■ Excerpted text ■
============

CITATION: Carpeit Limited Partnership v. Graff, 2016 ONSC 6977
DIVISIONAL COURT FILE NO.: 477/15
LTB No.: TSL-65444-15 DATE: 20161109
ONTARIO SUPERIOR COURT OF JUSTICE DIVISIONAL COURT
DAMBROT, RADY and THORBURN JJ.
BETWEEN:
CARPEIT LIMITED PARTNERSHIP Appellant
– and –
MARIE GRAFF Respondent
David D. Strashin, for the Appellant
Marie Graff, acting in person
HEARD at Toronto: November 9, 2016
DAMBROT J. (Orally)
[1] Marie Graff appeals from a decision of the Landlord and Tenant Board dated September 8, 2015, ordering the termination of her tenancy and her eviction on account of her non-payment of arrears. At the hearing, she explained the reasons for the arrears, and expressed an intention to pay them as soon as she was able to.
[2] Near the end of the hearing, the member said that she accepted that the appellant was sincere in wanting to save the tenancy, and indicated that she would impose something more than the “standard” eleven day order for eviction. The effect of such an order is that if a tenant pays the arrears within the eleven day period, or whatever longer period is ordered, the tenancy is not terminated and the eviction order becomes void.
[3] Despite having told the appellant that she would impose something more than the “standard” eleven day order for eviction, the member released a written order a few days after the hearing in which she did in fact impose a standard order.
[4] The appellant requested a review of the order. Her request was denied by another member of the Board on September 22, 2015. This member did not find that the imposition of an eleven day order was a serious error.
[5] The appellant then brought this appeal to the Divisional Court. By sometime in March, 2016, she had paid the arrears in full and the order for termination of her tenancy and eviction became void.
[6] Ultimately, notice was given by the Registrar to Ms. Graff, pursuant to r. 2.1.01(3) of the Rules of Civil Procedure, R.R.O. 1990, Reg. 194, that the court was considering making an order dismissing her appeal on the basis that the proceeding appeared to be frivolous, vexatious or otherwise an abuse of the process of the court, specifically because it was moot.
[7] On September 27, 2016, Ms. Graff filed a short response, in which she asserted that she should be entitled to the costs of her appeal.

============

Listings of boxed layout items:

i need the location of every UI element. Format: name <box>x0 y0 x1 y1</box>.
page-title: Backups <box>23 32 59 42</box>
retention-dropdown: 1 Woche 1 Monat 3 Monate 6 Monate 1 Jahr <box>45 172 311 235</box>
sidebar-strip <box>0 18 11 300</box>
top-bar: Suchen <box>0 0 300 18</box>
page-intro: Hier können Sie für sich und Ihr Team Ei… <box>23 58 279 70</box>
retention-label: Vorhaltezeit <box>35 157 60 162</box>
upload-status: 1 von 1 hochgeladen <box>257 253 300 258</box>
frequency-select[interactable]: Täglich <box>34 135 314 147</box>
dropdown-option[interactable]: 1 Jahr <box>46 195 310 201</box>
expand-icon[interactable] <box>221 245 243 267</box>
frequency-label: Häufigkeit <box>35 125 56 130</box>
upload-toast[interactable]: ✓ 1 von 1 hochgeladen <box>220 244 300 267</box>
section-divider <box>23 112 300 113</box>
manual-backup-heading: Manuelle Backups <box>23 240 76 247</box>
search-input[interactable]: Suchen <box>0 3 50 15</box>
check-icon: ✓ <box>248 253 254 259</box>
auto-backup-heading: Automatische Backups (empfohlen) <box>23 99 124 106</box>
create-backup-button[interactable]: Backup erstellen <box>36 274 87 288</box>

============

■ Exercise tasks ■
(1) Name every person identified by name in the court decision.
(2) In one to three sentences, explain why, according to the court decision, the court was considering dismissing Ms. Graff's appeal.
(3) Retype the court decision word for word, starting with "[5] The appellant" and going on through "of her appeal.".
The lines are material separate from the court decision and are not part of it.

■ Worked answers ■
(1) Dambrot, Rady, Thorburn, Marie Graff, David D. Strashin

(2) The court was considering dismissing the appeal because the proceeding appeared to be frivolous, vexatious or otherwise an abuse of the process of the court. Specifically, it appeared to be moot.

(3)
[5] The appellant then brought this appeal to the Divisional Court. By sometime in March, 2016, she had paid the arrears in full and the order for termination of her tenancy and eviction became void.
[6] Ultimately, notice was given by the Registrar to Ms. Graff, pursuant to r. 2.1.01(3) of the Rules of Civil Procedure, R.R.O. 1990, Reg. 194, that the court was considering making an order dismissing her appeal on the basis that the proceeding appeared to be frivolous, vexatious or otherwise an abuse of the process of the court, specifically because it was moot.
[7] On September 27, 2016, Ms. Graff filed a short response, in which she asserted that she should be entitled to the costs of her appeal.